Exercise task => All of the records listed below should be retyped exactly.

Data listing =>
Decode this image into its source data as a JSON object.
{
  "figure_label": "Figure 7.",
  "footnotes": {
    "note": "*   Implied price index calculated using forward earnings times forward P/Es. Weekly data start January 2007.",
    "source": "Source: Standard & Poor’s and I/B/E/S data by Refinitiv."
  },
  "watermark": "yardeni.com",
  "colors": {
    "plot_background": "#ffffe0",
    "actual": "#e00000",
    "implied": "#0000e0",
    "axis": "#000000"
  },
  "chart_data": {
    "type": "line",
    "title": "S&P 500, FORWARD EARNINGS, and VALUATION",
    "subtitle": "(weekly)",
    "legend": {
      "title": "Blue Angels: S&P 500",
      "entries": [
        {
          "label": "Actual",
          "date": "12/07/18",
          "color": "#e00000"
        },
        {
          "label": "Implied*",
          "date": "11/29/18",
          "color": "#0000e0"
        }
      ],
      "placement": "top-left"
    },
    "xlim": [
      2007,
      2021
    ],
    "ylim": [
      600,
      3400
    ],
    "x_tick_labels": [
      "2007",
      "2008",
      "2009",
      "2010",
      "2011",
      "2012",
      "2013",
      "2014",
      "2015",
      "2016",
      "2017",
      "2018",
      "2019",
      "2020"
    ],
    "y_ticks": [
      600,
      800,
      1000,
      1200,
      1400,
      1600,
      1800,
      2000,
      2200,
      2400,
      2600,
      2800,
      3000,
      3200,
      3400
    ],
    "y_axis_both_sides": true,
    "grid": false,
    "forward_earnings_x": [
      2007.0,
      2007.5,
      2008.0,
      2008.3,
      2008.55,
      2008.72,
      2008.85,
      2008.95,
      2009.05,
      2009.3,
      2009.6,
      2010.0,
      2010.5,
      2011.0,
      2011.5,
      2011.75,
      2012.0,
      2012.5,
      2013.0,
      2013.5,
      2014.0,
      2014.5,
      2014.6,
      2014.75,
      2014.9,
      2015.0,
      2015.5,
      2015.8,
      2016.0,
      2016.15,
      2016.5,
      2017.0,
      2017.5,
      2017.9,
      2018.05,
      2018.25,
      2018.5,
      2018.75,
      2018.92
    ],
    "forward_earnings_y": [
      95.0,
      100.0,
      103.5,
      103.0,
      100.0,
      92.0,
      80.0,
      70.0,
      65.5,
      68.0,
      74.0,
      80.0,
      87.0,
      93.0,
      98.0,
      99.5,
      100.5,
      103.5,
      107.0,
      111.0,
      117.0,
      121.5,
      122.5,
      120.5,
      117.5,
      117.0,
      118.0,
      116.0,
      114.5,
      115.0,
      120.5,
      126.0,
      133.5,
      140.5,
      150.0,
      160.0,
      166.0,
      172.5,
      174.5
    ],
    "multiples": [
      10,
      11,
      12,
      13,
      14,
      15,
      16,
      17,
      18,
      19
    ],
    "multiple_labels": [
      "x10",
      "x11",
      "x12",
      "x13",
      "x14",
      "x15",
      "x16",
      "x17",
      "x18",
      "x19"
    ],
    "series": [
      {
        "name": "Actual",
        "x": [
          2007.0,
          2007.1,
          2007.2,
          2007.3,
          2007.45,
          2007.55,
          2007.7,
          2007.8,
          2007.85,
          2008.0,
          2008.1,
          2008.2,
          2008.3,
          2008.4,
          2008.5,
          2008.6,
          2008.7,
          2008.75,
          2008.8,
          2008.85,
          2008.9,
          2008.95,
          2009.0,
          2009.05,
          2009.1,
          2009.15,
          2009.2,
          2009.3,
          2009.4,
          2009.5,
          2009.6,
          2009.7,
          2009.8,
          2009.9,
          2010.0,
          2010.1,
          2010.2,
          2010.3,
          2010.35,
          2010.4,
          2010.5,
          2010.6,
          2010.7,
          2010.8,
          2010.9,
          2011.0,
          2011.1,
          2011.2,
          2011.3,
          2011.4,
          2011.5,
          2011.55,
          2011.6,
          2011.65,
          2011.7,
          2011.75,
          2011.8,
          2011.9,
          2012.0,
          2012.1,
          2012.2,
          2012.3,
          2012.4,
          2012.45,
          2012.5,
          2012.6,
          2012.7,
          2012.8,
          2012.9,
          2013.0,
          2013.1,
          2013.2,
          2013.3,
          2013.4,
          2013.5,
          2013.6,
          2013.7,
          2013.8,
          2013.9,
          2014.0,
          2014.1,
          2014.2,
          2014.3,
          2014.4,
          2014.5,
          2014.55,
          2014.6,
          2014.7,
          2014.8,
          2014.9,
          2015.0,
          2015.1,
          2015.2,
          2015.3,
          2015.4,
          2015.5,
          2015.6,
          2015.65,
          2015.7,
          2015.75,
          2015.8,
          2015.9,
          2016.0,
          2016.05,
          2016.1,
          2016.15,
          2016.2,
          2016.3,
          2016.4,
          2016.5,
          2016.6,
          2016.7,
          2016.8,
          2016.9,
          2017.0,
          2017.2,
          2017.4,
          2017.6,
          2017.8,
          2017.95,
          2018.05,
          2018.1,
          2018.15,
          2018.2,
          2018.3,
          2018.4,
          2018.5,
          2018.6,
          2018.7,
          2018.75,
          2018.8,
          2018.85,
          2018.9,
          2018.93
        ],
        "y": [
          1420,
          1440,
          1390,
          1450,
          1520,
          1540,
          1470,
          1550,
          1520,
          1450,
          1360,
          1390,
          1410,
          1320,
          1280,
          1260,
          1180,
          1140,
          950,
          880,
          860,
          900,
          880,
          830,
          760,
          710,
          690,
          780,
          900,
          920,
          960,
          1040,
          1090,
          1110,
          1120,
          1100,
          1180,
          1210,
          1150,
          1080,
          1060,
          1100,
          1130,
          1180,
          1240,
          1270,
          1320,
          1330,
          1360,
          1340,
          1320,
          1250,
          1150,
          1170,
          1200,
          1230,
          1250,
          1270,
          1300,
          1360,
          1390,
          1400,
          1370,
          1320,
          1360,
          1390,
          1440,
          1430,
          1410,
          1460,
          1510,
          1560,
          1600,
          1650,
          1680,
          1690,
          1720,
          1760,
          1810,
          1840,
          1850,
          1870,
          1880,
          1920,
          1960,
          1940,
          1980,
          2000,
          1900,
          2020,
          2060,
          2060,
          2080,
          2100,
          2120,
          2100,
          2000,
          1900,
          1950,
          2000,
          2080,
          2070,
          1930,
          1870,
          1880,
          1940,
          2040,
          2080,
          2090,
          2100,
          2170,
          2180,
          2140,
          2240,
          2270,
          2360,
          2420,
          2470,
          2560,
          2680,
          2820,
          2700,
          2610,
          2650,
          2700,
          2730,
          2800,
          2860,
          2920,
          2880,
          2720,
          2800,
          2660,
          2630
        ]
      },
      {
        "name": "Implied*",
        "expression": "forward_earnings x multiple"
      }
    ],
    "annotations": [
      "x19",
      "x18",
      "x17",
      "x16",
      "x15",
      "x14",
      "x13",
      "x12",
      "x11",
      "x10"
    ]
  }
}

Written solution =>
Decode this image into its source data as a JSON object.
{
  "figure_label": "Figure 7.",
  "footnotes": {
    "note": "*   Implied price index calculated using forward earnings times forward P/Es. Weekly data start January 2007.",
    "source": "Source: Standard & Poor’s and I/B/E/S data by Refinitiv."
  },
  "watermark": "yardeni.com",
  "colors": {
    "plot_background": "#ffffe0",
    "actual": "#e00000",
    "implied": "#0000e0",
    "axis": "#000000"
  },
  "chart_data": {
    "type": "line",
    "title": "S&P 500, FORWARD EARNINGS, and VALUATION",
    "subtitle": "(weekly)",
    "legend": {
      "title": "Blue Angels: S&P 500",
      "entries": [
        {
          "label": "Actual",
          "date": "12/07/18",
          "color": "#e00000"
        },
        {
          "label": "Implied*",
          "date": "11/29/18",
          "color": "#0000e0"
        }
      ],
      "placement": "top-left"
    },
    "xlim": [
      2007,
      2021
    ],
    "ylim": [
      600,
      3400
    ],
    "x_tick_labels": [
      "2007",
      "2008",
      "2009",
      "2010",
      "2011",
      "2012",
      "2013",
      "2014",
      "2015",
      "2016",
      "2017",
      "2018",
      "2019",
      "2020"
    ],
    "y_ticks": [
      600,
      800,
      1000,
      1200,
      1400,
      1600,
      1800,
      2000,
      2200,
      2400,
      2600,
      2800,
      3000,
      3200,
      3400
    ],
    "y_axis_both_sides": true,
    "grid": false,
    "forward_earnings_x": [
      2007.0,
      2007.5,
      2008.0,
      2008.3,
      2008.55,
      2008.72,
      2008.85,
      2008.95,
      2009.05,
      2009.3,
      2009.6,
      2010.0,
      2010.5,
      2011.0,
      2011.5,
      2011.75,
      2012.0,
      2012.5,
      2013.0,
      2013.5,
      2014.0,
      2014.5,
      2014.6,
      2014.75,
      2014.9,
      2015.0,
      2015.5,
      2015.8,
      2016.0,
      2016.15,
      2016.5,
      2017.0,
      2017.5,
      2017.9,
      2018.05,
      2018.25,
      2018.5,
      2018.75,
      2018.92
    ],
    "forward_earnings_y": [
      95.0,
      100.0,
      103.5,
      103.0,
      100.0,
      92.0,
      80.0,
      70.0,
      65.5,
      68.0,
      74.0,
      80.0,
      87.0,
      93.0,
      98.0,
      99.5,
      100.5,
      103.5,
      107.0,
      111.0,
      117.0,
      121.5,
      122.5,
      120.5,
      117.5,
      117.0,
      118.0,
      116.0,
      114.5,
      115.0,
      120.5,
      126.0,
      133.5,
      140.5,
      150.0,
      160.0,
      166.0,
      172.5,
      174.5
    ],
    "multiples": [
      10,
      11,
      12,
      13,
      14,
      15,
      16,
      17,
      18,
      19
    ],
    "multiple_labels": [
      "x10",
      "x11",
      "x12",
      "x13",
      "x14",
      "x15",
      "x16",
      "x17",
      "x18",
      "x19"
    ],
    "series": [
      {
        "name": "Actual",
        "x": [
          2007.0,
          2007.1,
          2007.2,
          2007.3,
          2007.45,
          2007.55,
          2007.7,
          2007.8,
          2007.85,
          2008.0,
          2008.1,
          2008.2,
          2008.3,
          2008.4,
          2008.5,
          2008.6,
          2008.7,
          2008.75,
          2008.8,
          2008.85,
          2008.9,
          2008.95,
          2009.0,
          2009.05,
          2009.1,
          2009.15,
          2009.2,
          2009.3,
          2009.4,
          2009.5,
          2009.6,
          2009.7,
          2009.8,
          2009.9,
          2010.0,
          2010.1,
          2010.2,
          2010.3,
          2010.35,
          2010.4,
          2010.5,
          2010.6,
          2010.7,
          2010.8,
          2010.9,
          2011.0,
          2011.1,
          2011.2,
          2011.3,
          2011.4,
          2011.5,
          2011.55,
          2011.6,
          2011.65,
          2011.7,
          2011.75,
          2011.8,
          2011.9,
          2012.0,
          2012.1,
          2012.2,
          2012.3,
          2012.4,
          2012.45,
          2012.5,
          2012.6,
          2012.7,
          2012.8,
          2012.9,
          2013.0,
          2013.1,
          2013.2,
          2013.3,
          2013.4,
          2013.5,
          2013.6,
          2013.7,
          2013.8,
          2013.9,
          2014.0,
          2014.1,
          2014.2,
          2014.3,
          2014.4,
          2014.5,
          2014.55,
          2014.6,
          2014.7,
          2014.8,
          2014.9,
          2015.0,
          2015.1,
          2015.2,
          2015.3,
          2015.4,
          2015.5,
          2015.6,
          2015.65,
          2015.7,
          2015.75,
          2015.8,
          2015.9,
          2016.0,
          2016.05,
          2016.1,
          2016.15,
          2016.2,
          2016.3,
          2016.4,
          2016.5,
          2016.6,
          2016.7,
          2016.8,
          2016.9,
          2017.0,
          2017.2,
          2017.4,
          2017.6,
          2017.8,
          2017.95,
          2018.05,
          2018.1,
          2018.15,
          2018.2,
          2018.3,
          2018.4,
          2018.5,
          2018.6,
          2018.7,
          2018.75,
          2018.8,
          2018.85,
          2018.9,
          2018.93
        ],
        "y": [
          1420,
          1440,
          1390,
          1450,
          1520,
          1540,
          1470,
          1550,
          1520,
          1450,
          1360,
          1390,
          1410,
          1320,
          1280,
          1260,
          1180,
          1140,
          950,
          880,
          860,
          900,
          880,
          830,
          760,
          710,
          690,
          780,
          900,
          920,
          960,
          1040,
          1090,
          1110,
          1120,
          1100,
          1180,
          1210,
          1150,
          1080,
          1060,
          1100,
          1130,
          1180,
          1240,
          1270,
          1320,
          1330,
          1360,
          1340,
          1320,
          1250,
          1150,
          1170,
          1200,
          1230,
          1250,
          1270,
          1300,
          1360,
          1390,
          1400,
          1370,
          1320,
          1360,
          1390,
          1440,
          1430,
          1410,
          1460,
          1510,
          1560,
          1600,
          1650,
          1680,
          1690,
          1720,
          1760,
          1810,
          1840,
          1850,
          1870,
          1880,
          1920,
          1960,
          1940,
          1980,
          2000,
          1900,
          2020,
          2060,
          2060,
          2080,
          2100,
          2120,
          2100,
          2000,
          1900,
          1950,
          2000,
          2080,
          2070,
          1930,
          1870,
          1880,
          1940,
          2040,
          2080,
          2090,
          2100,
          2170,
          2180,
          2140,
          2240,
          2270,
          2360,
          2420,
          2470,
          2560,
          2680,
          2820,
          2700,
          2610,
          2650,
          2700,
          2730,
          2800,
          2860,
          2920,
          2880,
          2720,
          2800,
          2660,
          2630
        ]
      },
      {
        "name": "Implied*",
        "expression": "forward_earnings x multiple"
      }
    ],
    "annotations": [
      "x19",
      "x18",
      "x17",
      "x16",
      "x15",
      "x14",
      "x13",
      "x12",
      "x11",
      "x10"
    ]
  }
}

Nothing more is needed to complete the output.